## Start

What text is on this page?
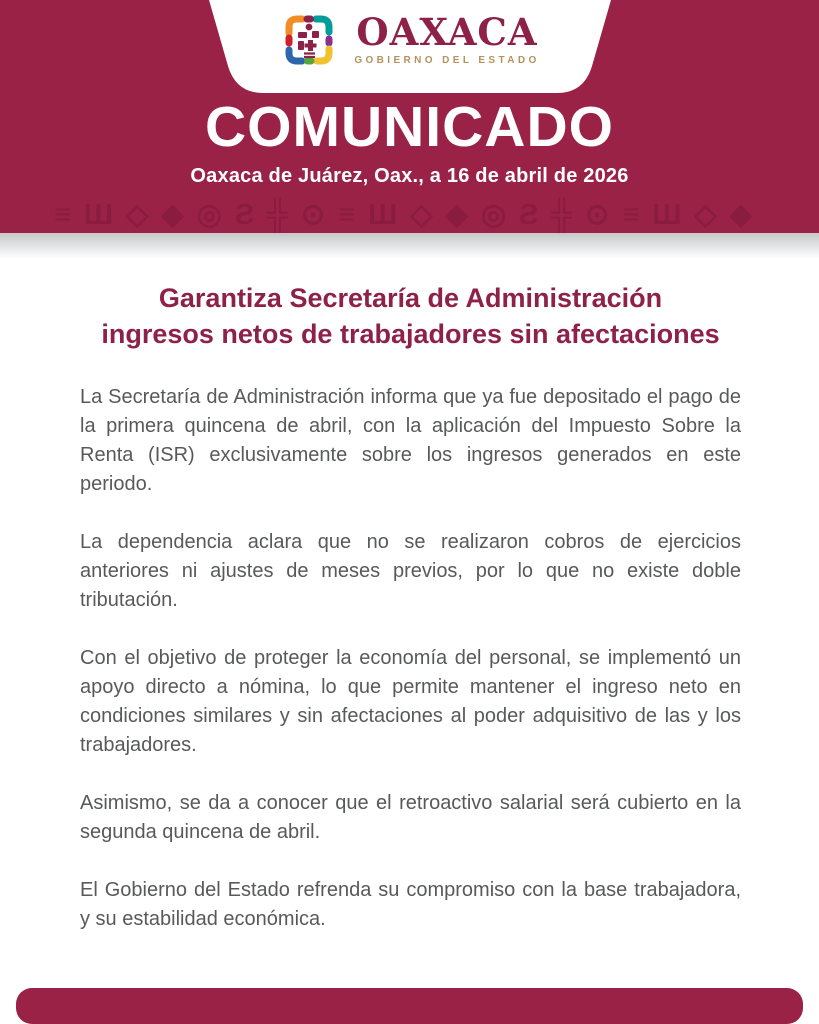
OAXACA
GOBIERNO DEL ESTADO
COMUNICADO
Oaxaca de Juárez, Oax., a 16 de abril de 2026
≡Ш◇◆◎Ƨ╬⊙≡Ш◇◆◎Ƨ╬⊙≡Ш◇◆
Garantiza Secretaría de Administración
ingresos netos de trabajadores sin afectaciones

La Secretaría de Administración informa que ya fue depositado el pago de la primera quincena de abril, con la aplicación del Impuesto Sobre la Renta (ISR) exclusivamente sobre los ingresos generados en este periodo.

La dependencia aclara que no se realizaron cobros de ejercicios anteriores ni ajustes de meses previos, por lo que no existe doble tributación.

Con el objetivo de proteger la economía del personal, se implementó un apoyo directo a nómina, lo que permite mantener el ingreso neto en condiciones similares y sin afectaciones al poder adquisitivo de las y los trabajadores.

Asimismo, se da a conocer que el retroactivo salarial será cubierto en la segunda quincena de abril.

El Gobierno del Estado refrenda su compromiso con la base trabajadora, y su estabilidad económica.
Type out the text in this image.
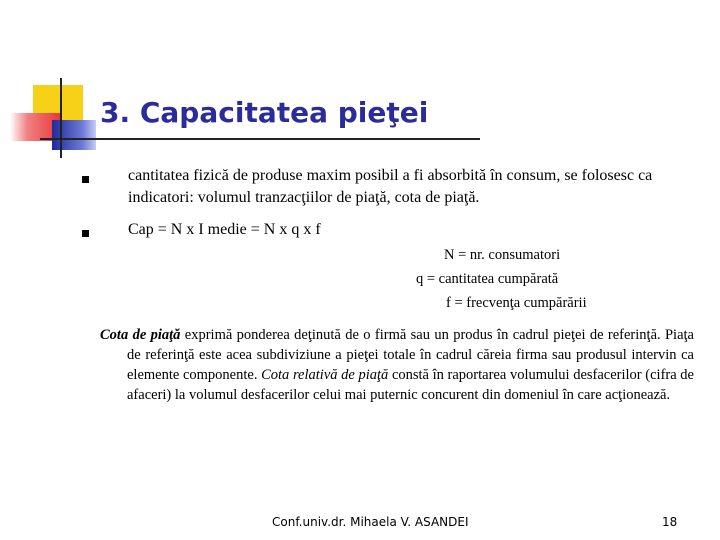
3. Capacitatea pieţei
cantitatea fizică de produse maxim posibil a fi absorbită în consum, se folosesc ca indicatori: volumul tranzacţiilor de piaţă, cota de piaţă.
Cap = N x I medie = N x q x f
N = nr. consumatori
q = cantitatea cumpărată
f = frecvenţa cumpărării
Cota de piaţă exprimă ponderea deţinută de o firmă sau un produs în cadrul pieţei de referinţă. Piaţa de referinţă este acea subdiviziune a pieţei totale în cadrul căreia firma sau produsul intervin ca elemente componente. Cota relativă de piaţă constă în raportarea volumului desfacerilor (cifra de afaceri) la volumul desfacerilor celui mai puternic concurent din domeniul în care acţionează.
Conf.univ.dr. Mihaela V. ASANDEI	18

## End

Instruction →
Find the word "Administración" in the records and pull out each line that has it.

Full output →
Garantiza Secretaría de Administración
La Secretaría de Administración informa que ya fue depositado el pago de la primera quincena de abril, con la aplicación del Impuesto Sobre la Renta (ISR) exclusivamente sobre los ingresos generados en este periodo.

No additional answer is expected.